**Written instruction**
Which lines in the material below contain the word "JSON"? Copy each of them.

Items from a figure collection:
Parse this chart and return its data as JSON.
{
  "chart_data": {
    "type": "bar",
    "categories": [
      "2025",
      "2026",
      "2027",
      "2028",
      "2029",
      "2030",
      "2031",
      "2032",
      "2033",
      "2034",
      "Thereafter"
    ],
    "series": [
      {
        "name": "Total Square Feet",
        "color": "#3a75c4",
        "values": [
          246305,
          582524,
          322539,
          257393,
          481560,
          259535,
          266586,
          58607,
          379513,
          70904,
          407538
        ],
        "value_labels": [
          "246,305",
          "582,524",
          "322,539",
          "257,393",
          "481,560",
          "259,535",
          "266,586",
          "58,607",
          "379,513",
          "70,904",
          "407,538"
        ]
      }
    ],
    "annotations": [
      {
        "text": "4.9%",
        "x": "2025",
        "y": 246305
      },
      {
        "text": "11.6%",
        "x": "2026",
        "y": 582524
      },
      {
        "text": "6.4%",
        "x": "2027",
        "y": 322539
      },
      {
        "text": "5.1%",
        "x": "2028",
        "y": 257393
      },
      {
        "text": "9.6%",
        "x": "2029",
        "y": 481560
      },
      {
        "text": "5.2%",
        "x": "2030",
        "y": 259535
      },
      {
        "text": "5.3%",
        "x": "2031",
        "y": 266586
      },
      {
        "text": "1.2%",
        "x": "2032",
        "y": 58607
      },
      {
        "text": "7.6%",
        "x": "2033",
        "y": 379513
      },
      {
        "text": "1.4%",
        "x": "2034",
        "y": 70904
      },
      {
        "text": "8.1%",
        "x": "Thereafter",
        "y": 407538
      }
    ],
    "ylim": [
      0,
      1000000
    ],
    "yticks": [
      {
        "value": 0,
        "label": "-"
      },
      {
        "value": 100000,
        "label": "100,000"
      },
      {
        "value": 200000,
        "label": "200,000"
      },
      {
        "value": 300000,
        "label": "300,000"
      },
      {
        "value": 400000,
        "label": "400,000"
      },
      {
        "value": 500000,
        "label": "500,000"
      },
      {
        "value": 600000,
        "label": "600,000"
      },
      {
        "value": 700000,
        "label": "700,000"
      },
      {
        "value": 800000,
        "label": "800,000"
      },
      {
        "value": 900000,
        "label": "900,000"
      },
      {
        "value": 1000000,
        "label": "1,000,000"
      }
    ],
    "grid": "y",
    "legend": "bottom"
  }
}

==

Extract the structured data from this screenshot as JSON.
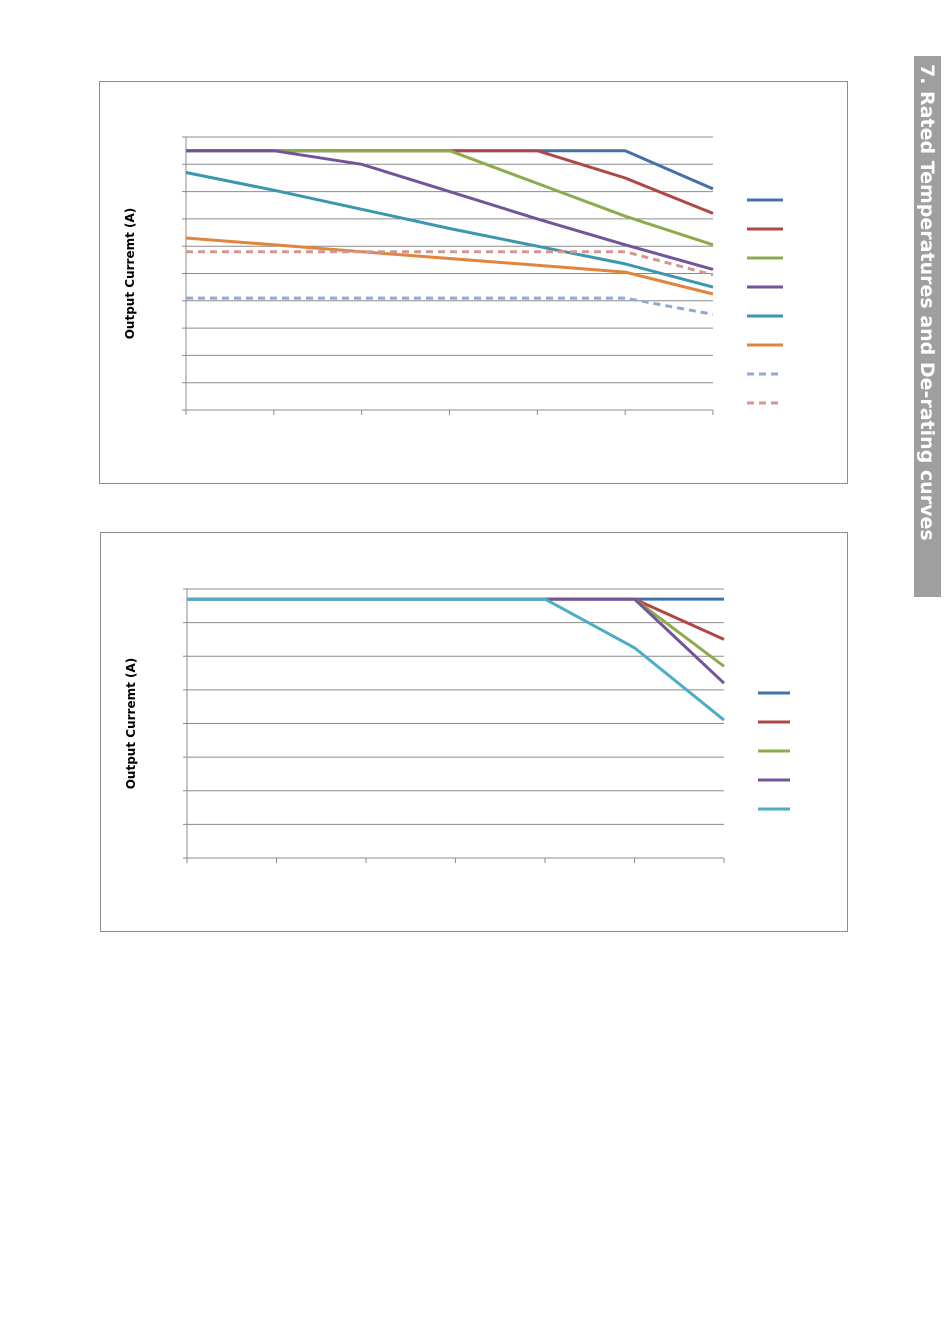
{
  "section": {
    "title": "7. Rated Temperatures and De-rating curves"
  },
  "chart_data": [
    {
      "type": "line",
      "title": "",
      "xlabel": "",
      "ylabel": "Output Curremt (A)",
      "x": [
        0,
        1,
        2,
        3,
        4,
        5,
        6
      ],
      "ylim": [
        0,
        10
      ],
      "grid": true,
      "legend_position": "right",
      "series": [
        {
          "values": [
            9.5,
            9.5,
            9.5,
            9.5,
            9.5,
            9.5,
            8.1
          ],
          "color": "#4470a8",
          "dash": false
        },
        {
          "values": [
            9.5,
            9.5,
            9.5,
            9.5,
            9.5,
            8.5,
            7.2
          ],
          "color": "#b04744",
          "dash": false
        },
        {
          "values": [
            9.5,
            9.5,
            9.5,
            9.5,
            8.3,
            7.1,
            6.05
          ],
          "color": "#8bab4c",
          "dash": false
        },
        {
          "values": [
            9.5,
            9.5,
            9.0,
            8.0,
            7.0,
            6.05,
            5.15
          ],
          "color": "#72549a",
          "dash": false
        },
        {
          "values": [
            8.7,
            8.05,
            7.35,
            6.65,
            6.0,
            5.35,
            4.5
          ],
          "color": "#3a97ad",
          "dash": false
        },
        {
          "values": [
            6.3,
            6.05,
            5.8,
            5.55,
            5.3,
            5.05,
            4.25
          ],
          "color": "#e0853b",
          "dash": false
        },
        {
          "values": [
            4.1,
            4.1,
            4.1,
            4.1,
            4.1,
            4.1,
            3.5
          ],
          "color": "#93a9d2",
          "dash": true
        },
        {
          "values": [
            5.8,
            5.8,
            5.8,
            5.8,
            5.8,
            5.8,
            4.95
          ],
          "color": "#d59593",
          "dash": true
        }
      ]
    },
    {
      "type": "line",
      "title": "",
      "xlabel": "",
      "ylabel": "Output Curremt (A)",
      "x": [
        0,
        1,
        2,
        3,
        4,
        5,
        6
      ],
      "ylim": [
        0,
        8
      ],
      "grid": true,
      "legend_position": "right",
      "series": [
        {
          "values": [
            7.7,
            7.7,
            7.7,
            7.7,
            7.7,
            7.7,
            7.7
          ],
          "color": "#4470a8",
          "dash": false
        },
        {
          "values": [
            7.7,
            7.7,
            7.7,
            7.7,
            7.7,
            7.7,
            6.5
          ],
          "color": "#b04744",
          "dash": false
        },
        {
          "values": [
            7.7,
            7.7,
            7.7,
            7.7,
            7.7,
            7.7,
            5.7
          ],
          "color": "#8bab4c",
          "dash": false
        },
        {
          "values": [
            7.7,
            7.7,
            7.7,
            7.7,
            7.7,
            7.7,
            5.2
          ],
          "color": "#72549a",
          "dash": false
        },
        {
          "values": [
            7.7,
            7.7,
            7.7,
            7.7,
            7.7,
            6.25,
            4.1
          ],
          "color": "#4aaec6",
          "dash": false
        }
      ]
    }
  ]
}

**Task response**
Parse this chart and return its data as JSON.
Extract the structured data from this screenshot as JSON.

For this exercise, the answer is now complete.